WHAT IS REQUIRED: Repeat word for word everything from the line containing "Extract all readable text from this page." to the end of the listing, first and last lines included, and only that.

DATA EXTRACT:
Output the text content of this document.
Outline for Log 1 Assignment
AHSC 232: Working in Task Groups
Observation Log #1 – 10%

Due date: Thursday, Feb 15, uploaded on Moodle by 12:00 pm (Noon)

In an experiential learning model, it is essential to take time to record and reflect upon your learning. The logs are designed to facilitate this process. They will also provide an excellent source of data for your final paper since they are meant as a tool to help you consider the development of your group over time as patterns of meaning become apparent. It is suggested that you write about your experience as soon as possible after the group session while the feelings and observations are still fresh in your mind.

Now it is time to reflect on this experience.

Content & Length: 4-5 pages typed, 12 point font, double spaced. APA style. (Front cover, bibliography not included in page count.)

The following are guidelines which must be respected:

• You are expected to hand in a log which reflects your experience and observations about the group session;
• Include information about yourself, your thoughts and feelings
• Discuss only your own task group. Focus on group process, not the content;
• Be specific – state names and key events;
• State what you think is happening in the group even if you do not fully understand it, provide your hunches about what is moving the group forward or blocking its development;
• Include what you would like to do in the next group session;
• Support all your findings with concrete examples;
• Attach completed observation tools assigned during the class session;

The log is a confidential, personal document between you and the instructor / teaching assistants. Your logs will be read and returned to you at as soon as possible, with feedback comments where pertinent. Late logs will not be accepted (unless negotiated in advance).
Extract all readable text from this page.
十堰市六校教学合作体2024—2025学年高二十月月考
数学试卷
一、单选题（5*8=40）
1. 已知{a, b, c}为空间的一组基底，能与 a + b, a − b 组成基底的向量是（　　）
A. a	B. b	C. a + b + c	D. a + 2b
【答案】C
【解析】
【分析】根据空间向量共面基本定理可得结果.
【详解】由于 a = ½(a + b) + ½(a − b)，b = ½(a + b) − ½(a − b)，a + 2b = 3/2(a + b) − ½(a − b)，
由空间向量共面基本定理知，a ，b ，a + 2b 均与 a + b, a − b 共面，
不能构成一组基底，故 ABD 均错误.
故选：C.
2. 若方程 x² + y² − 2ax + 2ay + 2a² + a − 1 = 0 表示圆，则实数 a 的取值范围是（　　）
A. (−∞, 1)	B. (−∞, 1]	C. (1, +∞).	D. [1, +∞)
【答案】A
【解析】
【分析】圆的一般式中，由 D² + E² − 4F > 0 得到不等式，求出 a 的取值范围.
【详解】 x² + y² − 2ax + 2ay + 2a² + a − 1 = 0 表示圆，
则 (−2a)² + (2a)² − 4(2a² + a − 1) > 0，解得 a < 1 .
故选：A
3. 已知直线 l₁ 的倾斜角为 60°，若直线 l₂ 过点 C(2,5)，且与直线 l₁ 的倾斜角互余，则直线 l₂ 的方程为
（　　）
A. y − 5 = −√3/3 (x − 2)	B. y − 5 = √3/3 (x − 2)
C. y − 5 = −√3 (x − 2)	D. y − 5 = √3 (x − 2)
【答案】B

EXERCISE RESULT:
Extract all readable text from this page.
十堰市六校教学合作体2024—2025学年高二十月月考
数学试卷
一、单选题（5*8=40）
1. 已知{a, b, c}为空间的一组基底，能与 a + b, a − b 组成基底的向量是（　　）
A. a	B. b	C. a + b + c	D. a + 2b
【答案】C
【解析】
【分析】根据空间向量共面基本定理可得结果.
【详解】由于 a = ½(a + b) + ½(a − b)，b = ½(a + b) − ½(a − b)，a + 2b = 3/2(a + b) − ½(a − b)，
由空间向量共面基本定理知，a ，b ，a + 2b 均与 a + b, a − b 共面，
不能构成一组基底，故 ABD 均错误.
故选：C.
2. 若方程 x² + y² − 2ax + 2ay + 2a² + a − 1 = 0 表示圆，则实数 a 的取值范围是（　　）
A. (−∞, 1)	B. (−∞, 1]	C. (1, +∞).	D. [1, +∞)
【答案】A
【解析】
【分析】圆的一般式中，由 D² + E² − 4F > 0 得到不等式，求出 a 的取值范围.
【详解】 x² + y² − 2ax + 2ay + 2a² + a − 1 = 0 表示圆，
则 (−2a)² + (2a)² − 4(2a² + a − 1) > 0，解得 a < 1 .
故选：A
3. 已知直线 l₁ 的倾斜角为 60°，若直线 l₂ 过点 C(2,5)，且与直线 l₁ 的倾斜角互余，则直线 l₂ 的方程为
（　　）
A. y − 5 = −√3/3 (x − 2)	B. y − 5 = √3/3 (x − 2)
C. y − 5 = −√3 (x − 2)	D. y − 5 = √3 (x − 2)
【答案】B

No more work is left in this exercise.